Passage shown:
=== Section Start ===
Law 52/2007, commonly known as Historical Memory Law (Sp: Ley de Memoria Histórica), recognises and broadens "the rights and establishes measures in favour of those who suffered persecution or violence during the civil war and the dictatorship." It was passed by the Congress of Deputies on 31 October 2007, on the basis of a bill proposed by the PSOE government of Prime Minister José Luis Rodríguez Zapatero. The Historical Memory Law principally recognizes the victims on both sides of the Spanish Civil War, gives rights to the victims and the descendants of victims of the Civil War and of the subsequent dictatorship, and formally condemns the repressions of the Franco regime.

The conservative Popular Party and the Republican Left of Catalonia (ERC) both voted against the law, for opposite reasons. For its vote, the Popular Party accused the Socialist Party government of weakening the political consensus of the transition to democracy and "using the Civil War as an argument for political propaganda", while the Republican Left of Catalonia rejected the law on the basis that it did not go far enough.

== Provisions ==

The main provisions of the law are:

- Recognition of the victims of political, religious and ideological violence on both sides of the Spanish Civil War and of Franco's State.
- Condemnation of the Francoist State
- Prohibition of political events at the Valley of the Fallen – Franco's burial place.
- The removal of objects which exalt the July 1936 coup, civil war and Francoist repression from public buildings and spaces. Exceptions may be given for artistic or architectural reasons, or in the case of religious spaces.
- State help in the tracing, identification and eventual exhumation of victims of Francoist repression whose corpses are still missing, often buried in mass graves.
- The granting of Spanish nationality to surviving members of the International Brigades, without requiring them to renounce their own nationalities.
- Rejection of the legitimacy of laws passed and trials conducted by the Francoist State.
- Temporary change to Spanish nationality law, granting the right of return and de origen citizenship to those who left Spain under Franco for political or economic reasons, and their descendants.
=== Section End ===
Data for analysis:
=== Section Start ===
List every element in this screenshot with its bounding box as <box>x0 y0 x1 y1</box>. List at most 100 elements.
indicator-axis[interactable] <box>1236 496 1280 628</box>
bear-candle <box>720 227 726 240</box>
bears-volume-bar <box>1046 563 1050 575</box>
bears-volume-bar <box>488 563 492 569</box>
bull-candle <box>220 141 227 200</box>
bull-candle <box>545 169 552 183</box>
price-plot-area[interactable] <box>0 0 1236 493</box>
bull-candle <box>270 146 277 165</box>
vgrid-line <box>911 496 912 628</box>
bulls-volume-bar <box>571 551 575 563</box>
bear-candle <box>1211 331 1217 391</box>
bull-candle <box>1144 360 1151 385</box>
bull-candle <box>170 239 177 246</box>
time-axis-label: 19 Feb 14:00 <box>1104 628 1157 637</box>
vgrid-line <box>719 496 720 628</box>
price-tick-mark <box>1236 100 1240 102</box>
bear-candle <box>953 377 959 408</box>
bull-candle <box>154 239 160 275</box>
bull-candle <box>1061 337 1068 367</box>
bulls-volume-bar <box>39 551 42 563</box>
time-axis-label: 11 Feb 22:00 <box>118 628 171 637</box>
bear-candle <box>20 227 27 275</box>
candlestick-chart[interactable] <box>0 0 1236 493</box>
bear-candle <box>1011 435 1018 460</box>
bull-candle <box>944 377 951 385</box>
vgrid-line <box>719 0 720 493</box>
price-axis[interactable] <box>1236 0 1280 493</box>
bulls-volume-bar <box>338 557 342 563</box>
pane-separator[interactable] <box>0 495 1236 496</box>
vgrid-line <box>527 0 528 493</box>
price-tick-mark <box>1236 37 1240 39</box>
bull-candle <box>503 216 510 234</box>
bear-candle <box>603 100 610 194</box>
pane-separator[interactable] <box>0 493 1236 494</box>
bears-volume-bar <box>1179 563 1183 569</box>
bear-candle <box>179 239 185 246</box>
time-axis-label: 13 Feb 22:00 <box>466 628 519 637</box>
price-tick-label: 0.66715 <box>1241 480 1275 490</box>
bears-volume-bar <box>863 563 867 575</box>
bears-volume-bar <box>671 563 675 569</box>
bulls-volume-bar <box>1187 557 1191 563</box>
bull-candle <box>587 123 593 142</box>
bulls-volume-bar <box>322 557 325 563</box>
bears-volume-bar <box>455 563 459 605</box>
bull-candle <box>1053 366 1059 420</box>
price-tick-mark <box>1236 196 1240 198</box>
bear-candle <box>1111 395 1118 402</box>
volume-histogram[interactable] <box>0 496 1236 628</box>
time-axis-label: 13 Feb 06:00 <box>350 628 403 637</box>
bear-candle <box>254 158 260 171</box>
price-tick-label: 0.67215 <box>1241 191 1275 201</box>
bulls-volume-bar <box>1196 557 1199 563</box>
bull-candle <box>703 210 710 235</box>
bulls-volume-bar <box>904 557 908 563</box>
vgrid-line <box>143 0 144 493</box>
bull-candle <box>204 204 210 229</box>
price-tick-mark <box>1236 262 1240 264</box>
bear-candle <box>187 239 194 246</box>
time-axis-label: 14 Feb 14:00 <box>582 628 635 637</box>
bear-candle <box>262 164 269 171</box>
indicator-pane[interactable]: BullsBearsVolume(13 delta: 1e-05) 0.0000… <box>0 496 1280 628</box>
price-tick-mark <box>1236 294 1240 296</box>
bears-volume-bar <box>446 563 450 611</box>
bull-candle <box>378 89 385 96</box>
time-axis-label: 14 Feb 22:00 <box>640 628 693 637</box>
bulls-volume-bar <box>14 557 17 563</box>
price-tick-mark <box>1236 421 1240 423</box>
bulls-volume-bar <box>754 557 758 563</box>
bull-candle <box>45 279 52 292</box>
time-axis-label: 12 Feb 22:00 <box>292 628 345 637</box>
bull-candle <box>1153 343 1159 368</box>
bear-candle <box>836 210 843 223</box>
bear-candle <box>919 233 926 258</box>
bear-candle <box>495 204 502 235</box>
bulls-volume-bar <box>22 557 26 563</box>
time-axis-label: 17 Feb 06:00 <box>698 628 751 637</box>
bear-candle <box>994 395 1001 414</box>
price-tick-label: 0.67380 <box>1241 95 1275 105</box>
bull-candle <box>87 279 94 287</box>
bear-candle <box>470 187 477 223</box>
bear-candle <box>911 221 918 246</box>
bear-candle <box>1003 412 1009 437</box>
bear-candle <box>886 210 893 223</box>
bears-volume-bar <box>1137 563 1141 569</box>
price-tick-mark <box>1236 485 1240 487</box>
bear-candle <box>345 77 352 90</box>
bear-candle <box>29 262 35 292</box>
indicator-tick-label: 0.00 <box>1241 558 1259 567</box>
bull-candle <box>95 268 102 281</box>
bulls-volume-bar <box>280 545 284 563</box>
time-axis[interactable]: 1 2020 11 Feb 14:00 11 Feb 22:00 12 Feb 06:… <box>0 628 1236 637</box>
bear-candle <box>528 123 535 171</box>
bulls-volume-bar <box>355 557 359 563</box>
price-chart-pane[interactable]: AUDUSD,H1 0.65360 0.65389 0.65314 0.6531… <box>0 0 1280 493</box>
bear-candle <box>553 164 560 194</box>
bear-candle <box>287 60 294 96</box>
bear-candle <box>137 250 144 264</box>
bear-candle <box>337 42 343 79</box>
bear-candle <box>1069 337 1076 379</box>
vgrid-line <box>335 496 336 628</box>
=== Section End ===
Exercises to complete:
1. Write out the Historical Memory Law text from "- The removal" to "in mass graves.", switching "Francoist repression" to "Franco-era repression".
2. According to the text on the Historical Memory Law, why did the Republican Left of Catalonia vote against the law?
3. On what date did the Congress of Deputies pass the Historical Memory Law?

Task-by-task results:
1.
- The removal of objects which exalt the July 1936 coup, civil war and Franco-era repression from public buildings and spaces. Exceptions may be given for artistic or architectural reasons, or in the case of religious spaces.
- State help in the tracing, identification and eventual exhumation of victims of Franco-era repression whose corpses are still missing, often buried in mass graves.

2. The Republican Left of Catalonia rejected the law because it did not go far enough.

3. 31 October 2007.